Why must accessibility be central to your event planning?

People may forget event lessons or activities, but not how an event made them feel. Memorable events go beyond entertainment or conversion—they include everyone. Accessibility shows thoughtful planning. From venues to virtual platforms, embed accessibility into every attendee experience decision.

If you want your event to resonate with a wider, more diverse audience and ensure everyone feels welcome, focus on your core reason for creating an accessibility plan.

Here are some reasons why accessibility matters, and why you should care about it from the very beginning.

A growing audience with diverse needs

According to the World Health Organization (WHO), over 1.3 billion people worldwide—about one in six—have a significant disability. This large community of potential attendees may need support with mobility, vision, neurodiversity, cognition, or language.

Beyond ethics: real business and legal values of accessible events

Accessibility expands your reach and strengthens trust. Beyond ethical considerations, accessibility offers significant business and operational value:

  • An accessible event is more inclusive, reaching a wider audience, and demonstrates social responsibility.
  • Legal and regulatory frameworks are tightening. The EU's European Accessibility Act (EAA) requires that, by mid-2025, many digitally promoted products and services in the EU meet accessibility standards, including event platforms, ticketing, and kiosks.
  • Laws like the Americans with Disabilities Act (ADA) in the U.S. require accessible bathrooms, ramps, seating, and more.
  • Providing accessible experiences demonstrates that your organization values all attendees and builds trust.
  • If you fail to plan for accessibility, you risk attendee dissatisfaction, complaints, and legal issues.

Accessibility as event-design advantage

According to W3C, sessions accessible to people with disabilities work better for all. Accessible design isn't just for them; features like clear signage, strong contrast, captioning, and calm zones benefit everyone, including older adults, non-native speakers, those with temporary injuries or illnesses, and people using mobile devices or attending virtually.

What does "event accessibility" encompass?

Event accessibility has two main dimensions:

  1. Physical or in-person accessibility: Environment, venue logistics, on-site mobility, signage, sensory considerations, and more.
  2. Digital or virtual accessibility: Online registration, website, event platform, live-streaming, captioning, screen-reader compatibility, and hybrid features.

Both dimensions should be addressed together, especially as many events now move towards a hybrid environment.

Physical/in-person accessibility

Some of the key considerations include:

  • Venue selection: Is the location accessible by public transport? Are there designated accessible parking spots? Are entrances step-free or equipped with ramps/elevators?
  • Layout & mobility:Does your event follow a plan to ensure that pathways are wide enough for wheelchairs/mobility aids (for instance, ADA guidelines suggest a minimum 32-inch clear doorway width)?)
  • Seating: Do you have provision for integrated accessible seating (not an isolated "accessible" zone at the back)? Can you offer options near the stage, exits, and screens?
  • Restrooms: Do you have accessible stalls, grab-bars, low-height sinks, and easy access?
  • Sensory needs/quiet zones: Do you have neurodiverse attendees who may need additional support, or people with fatigue or sensory-processing differences who may need low-stimulus areas or quiet rooms?
  • Signage & wayfinding: Is your signage accessible? Is it high contrast, with large font, non-glare finishes, clear directional signage, and Braille/tactile signage?
  • Staff/volunteer training: Have you put together a training and orientation plan for your team on disability awareness, etiquette, and respectful assistance?

■ Data listing ■
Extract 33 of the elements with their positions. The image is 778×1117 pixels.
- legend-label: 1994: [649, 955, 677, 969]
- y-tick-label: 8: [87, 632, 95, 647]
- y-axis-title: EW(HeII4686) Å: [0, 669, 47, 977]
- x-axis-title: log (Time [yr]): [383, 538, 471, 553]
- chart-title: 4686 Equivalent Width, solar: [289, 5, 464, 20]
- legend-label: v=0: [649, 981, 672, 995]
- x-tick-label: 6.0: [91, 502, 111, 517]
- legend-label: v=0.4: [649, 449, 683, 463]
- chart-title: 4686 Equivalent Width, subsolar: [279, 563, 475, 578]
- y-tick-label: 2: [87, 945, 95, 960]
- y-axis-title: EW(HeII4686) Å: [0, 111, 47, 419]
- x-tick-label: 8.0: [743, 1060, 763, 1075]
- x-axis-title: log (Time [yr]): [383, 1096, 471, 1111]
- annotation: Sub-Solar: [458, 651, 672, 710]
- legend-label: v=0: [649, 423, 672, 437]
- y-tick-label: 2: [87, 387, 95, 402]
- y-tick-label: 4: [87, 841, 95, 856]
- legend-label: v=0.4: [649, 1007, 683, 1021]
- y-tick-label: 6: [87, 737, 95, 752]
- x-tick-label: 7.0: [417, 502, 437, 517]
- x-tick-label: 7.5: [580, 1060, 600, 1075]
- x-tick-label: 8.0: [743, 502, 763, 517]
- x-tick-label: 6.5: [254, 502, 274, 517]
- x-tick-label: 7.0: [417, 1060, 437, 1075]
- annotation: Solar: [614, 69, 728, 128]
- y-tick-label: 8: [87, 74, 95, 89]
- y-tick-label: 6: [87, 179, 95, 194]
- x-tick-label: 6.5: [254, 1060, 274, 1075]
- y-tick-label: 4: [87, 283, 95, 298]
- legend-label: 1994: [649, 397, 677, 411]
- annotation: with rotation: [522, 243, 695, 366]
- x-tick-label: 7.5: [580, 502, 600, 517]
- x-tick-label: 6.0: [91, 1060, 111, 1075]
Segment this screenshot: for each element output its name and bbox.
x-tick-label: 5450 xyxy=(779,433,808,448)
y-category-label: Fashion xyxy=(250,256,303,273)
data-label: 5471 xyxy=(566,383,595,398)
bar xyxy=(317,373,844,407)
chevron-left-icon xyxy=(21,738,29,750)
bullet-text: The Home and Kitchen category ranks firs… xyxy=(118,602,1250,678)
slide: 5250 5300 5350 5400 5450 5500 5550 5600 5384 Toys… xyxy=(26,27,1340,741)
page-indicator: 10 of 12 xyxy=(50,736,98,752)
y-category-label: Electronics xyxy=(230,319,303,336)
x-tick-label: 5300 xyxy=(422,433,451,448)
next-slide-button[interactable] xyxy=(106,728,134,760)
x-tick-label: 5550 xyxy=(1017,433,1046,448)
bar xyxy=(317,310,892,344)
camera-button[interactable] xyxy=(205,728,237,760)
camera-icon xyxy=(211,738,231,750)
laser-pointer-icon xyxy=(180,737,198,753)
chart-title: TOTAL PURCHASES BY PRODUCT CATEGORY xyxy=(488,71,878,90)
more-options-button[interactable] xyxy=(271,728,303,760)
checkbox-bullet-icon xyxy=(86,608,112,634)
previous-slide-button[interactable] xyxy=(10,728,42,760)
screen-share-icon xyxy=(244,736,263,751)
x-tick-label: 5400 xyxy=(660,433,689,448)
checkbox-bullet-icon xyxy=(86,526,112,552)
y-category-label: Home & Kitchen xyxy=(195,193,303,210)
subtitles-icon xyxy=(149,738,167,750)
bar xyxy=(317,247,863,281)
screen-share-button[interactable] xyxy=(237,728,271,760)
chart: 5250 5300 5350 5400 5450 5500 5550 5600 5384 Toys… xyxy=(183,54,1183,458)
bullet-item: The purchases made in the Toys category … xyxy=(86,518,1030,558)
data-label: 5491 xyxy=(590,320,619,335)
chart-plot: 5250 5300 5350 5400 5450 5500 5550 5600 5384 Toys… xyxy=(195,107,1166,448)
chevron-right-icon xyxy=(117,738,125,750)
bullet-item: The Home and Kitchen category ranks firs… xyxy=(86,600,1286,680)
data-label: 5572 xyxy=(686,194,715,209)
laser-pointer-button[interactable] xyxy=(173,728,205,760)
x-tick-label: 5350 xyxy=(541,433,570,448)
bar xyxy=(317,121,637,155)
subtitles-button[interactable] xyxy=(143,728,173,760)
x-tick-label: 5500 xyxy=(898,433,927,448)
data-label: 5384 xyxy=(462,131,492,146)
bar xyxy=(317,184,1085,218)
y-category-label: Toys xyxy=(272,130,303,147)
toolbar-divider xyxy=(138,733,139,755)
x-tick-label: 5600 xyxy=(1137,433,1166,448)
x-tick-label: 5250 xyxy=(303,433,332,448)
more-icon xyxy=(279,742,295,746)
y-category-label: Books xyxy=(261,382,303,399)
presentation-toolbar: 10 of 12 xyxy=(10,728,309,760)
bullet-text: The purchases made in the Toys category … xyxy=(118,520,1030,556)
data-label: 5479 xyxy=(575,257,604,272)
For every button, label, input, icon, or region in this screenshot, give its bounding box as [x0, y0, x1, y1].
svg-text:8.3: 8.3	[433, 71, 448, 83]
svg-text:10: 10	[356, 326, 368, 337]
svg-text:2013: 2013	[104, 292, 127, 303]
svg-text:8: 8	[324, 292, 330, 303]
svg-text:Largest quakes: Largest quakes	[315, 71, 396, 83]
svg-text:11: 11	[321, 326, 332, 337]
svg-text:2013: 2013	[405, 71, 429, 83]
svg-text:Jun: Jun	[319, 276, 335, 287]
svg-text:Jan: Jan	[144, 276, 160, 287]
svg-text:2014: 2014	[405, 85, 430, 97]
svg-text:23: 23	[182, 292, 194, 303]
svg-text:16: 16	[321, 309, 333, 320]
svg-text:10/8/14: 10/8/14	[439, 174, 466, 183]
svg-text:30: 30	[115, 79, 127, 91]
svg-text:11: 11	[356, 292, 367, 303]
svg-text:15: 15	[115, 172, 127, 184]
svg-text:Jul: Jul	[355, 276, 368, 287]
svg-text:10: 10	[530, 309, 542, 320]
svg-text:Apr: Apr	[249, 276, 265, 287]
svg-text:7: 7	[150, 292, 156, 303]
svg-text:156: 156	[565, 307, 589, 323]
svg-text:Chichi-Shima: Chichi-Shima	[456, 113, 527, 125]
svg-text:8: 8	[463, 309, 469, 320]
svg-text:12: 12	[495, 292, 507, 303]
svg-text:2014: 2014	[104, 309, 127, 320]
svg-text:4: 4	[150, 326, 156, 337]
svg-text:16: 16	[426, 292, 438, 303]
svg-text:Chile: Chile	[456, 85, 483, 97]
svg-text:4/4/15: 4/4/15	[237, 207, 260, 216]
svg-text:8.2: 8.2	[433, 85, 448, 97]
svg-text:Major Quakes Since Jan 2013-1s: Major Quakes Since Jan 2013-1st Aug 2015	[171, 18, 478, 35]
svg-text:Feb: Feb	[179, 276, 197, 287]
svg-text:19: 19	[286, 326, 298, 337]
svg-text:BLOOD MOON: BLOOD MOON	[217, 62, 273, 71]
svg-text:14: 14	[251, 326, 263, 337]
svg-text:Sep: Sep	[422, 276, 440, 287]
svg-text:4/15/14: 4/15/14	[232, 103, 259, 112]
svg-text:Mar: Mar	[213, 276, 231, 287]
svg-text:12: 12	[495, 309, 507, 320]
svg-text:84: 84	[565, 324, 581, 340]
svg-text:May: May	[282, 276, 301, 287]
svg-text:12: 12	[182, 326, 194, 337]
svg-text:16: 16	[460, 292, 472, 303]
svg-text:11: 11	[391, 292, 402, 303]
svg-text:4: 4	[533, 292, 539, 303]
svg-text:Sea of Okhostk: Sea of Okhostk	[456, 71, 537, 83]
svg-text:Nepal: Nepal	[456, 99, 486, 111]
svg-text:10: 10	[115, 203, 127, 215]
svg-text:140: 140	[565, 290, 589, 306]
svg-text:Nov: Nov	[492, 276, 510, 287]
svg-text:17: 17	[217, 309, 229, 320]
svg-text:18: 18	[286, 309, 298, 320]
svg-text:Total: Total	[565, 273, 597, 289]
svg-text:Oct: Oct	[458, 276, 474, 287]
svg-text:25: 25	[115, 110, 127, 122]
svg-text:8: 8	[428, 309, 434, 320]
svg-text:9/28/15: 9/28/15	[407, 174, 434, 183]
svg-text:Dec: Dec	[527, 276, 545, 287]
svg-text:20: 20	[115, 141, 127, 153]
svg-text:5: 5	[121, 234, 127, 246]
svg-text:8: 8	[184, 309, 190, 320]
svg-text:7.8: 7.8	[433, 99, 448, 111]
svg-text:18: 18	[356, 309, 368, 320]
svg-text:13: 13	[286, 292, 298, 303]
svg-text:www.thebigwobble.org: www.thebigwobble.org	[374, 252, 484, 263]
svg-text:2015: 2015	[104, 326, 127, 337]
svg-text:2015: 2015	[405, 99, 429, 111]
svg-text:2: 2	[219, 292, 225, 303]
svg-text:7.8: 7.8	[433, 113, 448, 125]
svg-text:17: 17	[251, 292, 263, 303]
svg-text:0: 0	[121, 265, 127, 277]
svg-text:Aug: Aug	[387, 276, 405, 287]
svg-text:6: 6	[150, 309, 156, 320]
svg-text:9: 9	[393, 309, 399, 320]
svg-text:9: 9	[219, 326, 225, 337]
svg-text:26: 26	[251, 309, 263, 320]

■ Aim ■
Answer these from the passage on event accessibility:
(a) How many people worldwide have a significant disability, according to the World Health Organization?
(b) By when does the European Accessibility Act require many digitally promoted products and services in the EU to meet accessibility standards?
(c) What minimum clear doorway width do ADA guidelines suggest?

■ Exercise solution ■
(a) Over 1.3 billion people, about one in six.
(b) By mid-2025.
(c) 32 inches.